| Records for the task |
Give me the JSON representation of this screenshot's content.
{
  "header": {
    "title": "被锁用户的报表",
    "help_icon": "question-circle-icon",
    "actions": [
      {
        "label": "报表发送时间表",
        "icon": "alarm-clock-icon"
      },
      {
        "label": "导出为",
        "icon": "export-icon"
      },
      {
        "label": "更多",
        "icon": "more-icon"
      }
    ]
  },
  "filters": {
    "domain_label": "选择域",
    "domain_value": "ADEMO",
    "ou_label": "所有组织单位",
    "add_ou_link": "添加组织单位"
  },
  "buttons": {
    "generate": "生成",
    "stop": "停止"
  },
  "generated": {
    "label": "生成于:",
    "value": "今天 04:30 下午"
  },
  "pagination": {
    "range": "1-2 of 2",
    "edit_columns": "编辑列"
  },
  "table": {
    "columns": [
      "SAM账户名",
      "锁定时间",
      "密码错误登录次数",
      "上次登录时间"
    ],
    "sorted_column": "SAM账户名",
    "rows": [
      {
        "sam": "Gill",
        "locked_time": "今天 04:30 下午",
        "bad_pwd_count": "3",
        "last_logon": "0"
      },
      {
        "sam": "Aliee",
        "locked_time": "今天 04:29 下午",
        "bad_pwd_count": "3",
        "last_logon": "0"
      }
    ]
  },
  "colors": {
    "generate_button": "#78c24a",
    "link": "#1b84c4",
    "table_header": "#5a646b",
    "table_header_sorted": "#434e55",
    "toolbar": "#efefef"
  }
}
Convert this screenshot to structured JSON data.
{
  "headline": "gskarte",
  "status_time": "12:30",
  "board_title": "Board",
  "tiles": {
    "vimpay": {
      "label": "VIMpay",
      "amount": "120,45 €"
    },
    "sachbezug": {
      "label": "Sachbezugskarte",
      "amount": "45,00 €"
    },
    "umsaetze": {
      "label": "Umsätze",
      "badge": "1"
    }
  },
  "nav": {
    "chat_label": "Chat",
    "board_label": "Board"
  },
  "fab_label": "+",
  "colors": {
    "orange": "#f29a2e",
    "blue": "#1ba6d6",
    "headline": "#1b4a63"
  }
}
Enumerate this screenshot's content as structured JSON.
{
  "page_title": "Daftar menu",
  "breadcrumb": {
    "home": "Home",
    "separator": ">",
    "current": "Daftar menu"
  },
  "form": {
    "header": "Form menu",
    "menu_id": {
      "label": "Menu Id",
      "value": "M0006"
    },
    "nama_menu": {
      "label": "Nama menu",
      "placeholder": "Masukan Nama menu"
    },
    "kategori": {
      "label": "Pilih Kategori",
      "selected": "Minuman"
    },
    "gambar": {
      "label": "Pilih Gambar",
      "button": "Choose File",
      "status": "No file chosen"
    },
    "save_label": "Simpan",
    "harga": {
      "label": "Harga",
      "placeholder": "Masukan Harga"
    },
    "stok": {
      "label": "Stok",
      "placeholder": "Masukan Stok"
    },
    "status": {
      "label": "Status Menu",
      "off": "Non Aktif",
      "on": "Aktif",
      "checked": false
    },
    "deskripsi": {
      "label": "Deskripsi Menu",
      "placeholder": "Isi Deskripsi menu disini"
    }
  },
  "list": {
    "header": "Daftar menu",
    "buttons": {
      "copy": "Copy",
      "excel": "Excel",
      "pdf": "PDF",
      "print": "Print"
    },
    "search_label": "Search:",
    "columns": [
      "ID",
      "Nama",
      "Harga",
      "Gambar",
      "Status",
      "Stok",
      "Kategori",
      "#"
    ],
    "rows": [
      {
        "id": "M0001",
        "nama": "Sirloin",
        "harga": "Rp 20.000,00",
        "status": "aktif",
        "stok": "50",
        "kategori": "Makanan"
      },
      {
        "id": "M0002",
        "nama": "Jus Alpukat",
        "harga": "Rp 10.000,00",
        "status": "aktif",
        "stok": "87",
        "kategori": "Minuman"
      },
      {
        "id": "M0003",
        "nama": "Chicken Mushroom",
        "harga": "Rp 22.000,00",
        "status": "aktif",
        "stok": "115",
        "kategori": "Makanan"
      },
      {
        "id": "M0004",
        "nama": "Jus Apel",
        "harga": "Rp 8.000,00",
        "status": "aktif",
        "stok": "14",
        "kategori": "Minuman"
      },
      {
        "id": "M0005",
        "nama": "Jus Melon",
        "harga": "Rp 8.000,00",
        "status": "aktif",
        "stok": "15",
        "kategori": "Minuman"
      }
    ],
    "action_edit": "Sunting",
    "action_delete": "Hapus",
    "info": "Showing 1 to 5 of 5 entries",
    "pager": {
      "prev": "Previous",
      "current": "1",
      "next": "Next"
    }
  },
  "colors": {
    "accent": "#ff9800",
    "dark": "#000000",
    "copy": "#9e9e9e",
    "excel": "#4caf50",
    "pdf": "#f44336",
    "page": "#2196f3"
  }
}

| Task to carry out |
Every entry above should be retyped exactly as shown.

| Output of the exercise |
Give me the JSON representation of this screenshot's content.
{
  "header": {
    "title": "被锁用户的报表",
    "help_icon": "question-circle-icon",
    "actions": [
      {
        "label": "报表发送时间表",
        "icon": "alarm-clock-icon"
      },
      {
        "label": "导出为",
        "icon": "export-icon"
      },
      {
        "label": "更多",
        "icon": "more-icon"
      }
    ]
  },
  "filters": {
    "domain_label": "选择域",
    "domain_value": "ADEMO",
    "ou_label": "所有组织单位",
    "add_ou_link": "添加组织单位"
  },
  "buttons": {
    "generate": "生成",
    "stop": "停止"
  },
  "generated": {
    "label": "生成于:",
    "value": "今天 04:30 下午"
  },
  "pagination": {
    "range": "1-2 of 2",
    "edit_columns": "编辑列"
  },
  "table": {
    "columns": [
      "SAM账户名",
      "锁定时间",
      "密码错误登录次数",
      "上次登录时间"
    ],
    "sorted_column": "SAM账户名",
    "rows": [
      {
        "sam": "Gill",
        "locked_time": "今天 04:30 下午",
        "bad_pwd_count": "3",
        "last_logon": "0"
      },
      {
        "sam": "Aliee",
        "locked_time": "今天 04:29 下午",
        "bad_pwd_count": "3",
        "last_logon": "0"
      }
    ]
  },
  "colors": {
    "generate_button": "#78c24a",
    "link": "#1b84c4",
    "table_header": "#5a646b",
    "table_header_sorted": "#434e55",
    "toolbar": "#efefef"
  }
}
Convert this screenshot to structured JSON data.
{
  "headline": "gskarte",
  "status_time": "12:30",
  "board_title": "Board",
  "tiles": {
    "vimpay": {
      "label": "VIMpay",
      "amount": "120,45 €"
    },
    "sachbezug": {
      "label": "Sachbezugskarte",
      "amount": "45,00 €"
    },
    "umsaetze": {
      "label": "Umsätze",
      "badge": "1"
    }
  },
  "nav": {
    "chat_label": "Chat",
    "board_label": "Board"
  },
  "fab_label": "+",
  "colors": {
    "orange": "#f29a2e",
    "blue": "#1ba6d6",
    "headline": "#1b4a63"
  }
}
Enumerate this screenshot's content as structured JSON.
{
  "page_title": "Daftar menu",
  "breadcrumb": {
    "home": "Home",
    "separator": ">",
    "current": "Daftar menu"
  },
  "form": {
    "header": "Form menu",
    "menu_id": {
      "label": "Menu Id",
      "value": "M0006"
    },
    "nama_menu": {
      "label": "Nama menu",
      "placeholder": "Masukan Nama menu"
    },
    "kategori": {
      "label": "Pilih Kategori",
      "selected": "Minuman"
    },
    "gambar": {
      "label": "Pilih Gambar",
      "button": "Choose File",
      "status": "No file chosen"
    },
    "save_label": "Simpan",
    "harga": {
      "label": "Harga",
      "placeholder": "Masukan Harga"
    },
    "stok": {
      "label": "Stok",
      "placeholder": "Masukan Stok"
    },
    "status": {
      "label": "Status Menu",
      "off": "Non Aktif",
      "on": "Aktif",
      "checked": false
    },
    "deskripsi": {
      "label": "Deskripsi Menu",
      "placeholder": "Isi Deskripsi menu disini"
    }
  },
  "list": {
    "header": "Daftar menu",
    "buttons": {
      "copy": "Copy",
      "excel": "Excel",
      "pdf": "PDF",
      "print": "Print"
    },
    "search_label": "Search:",
    "columns": [
      "ID",
      "Nama",
      "Harga",
      "Gambar",
      "Status",
      "Stok",
      "Kategori",
      "#"
    ],
    "rows": [
      {
        "id": "M0001",
        "nama": "Sirloin",
        "harga": "Rp 20.000,00",
        "status": "aktif",
        "stok": "50",
        "kategori": "Makanan"
      },
      {
        "id": "M0002",
        "nama": "Jus Alpukat",
        "harga": "Rp 10.000,00",
        "status": "aktif",
        "stok": "87",
        "kategori": "Minuman"
      },
      {
        "id": "M0003",
        "nama": "Chicken Mushroom",
        "harga": "Rp 22.000,00",
        "status": "aktif",
        "stok": "115",
        "kategori": "Makanan"
      },
      {
        "id": "M0004",
        "nama": "Jus Apel",
        "harga": "Rp 8.000,00",
        "status": "aktif",
        "stok": "14",
        "kategori": "Minuman"
      },
      {
        "id": "M0005",
        "nama": "Jus Melon",
        "harga": "Rp 8.000,00",
        "status": "aktif",
        "stok": "15",
        "kategori": "Minuman"
      }
    ],
    "action_edit": "Sunting",
    "action_delete": "Hapus",
    "info": "Showing 1 to 5 of 5 entries",
    "pager": {
      "prev": "Previous",
      "current": "1",
      "next": "Next"
    }
  },
  "colors": {
    "accent": "#ff9800",
    "dark": "#000000",
    "copy": "#9e9e9e",
    "excel": "#4caf50",
    "pdf": "#f44336",
    "page": "#2196f3"
  }
}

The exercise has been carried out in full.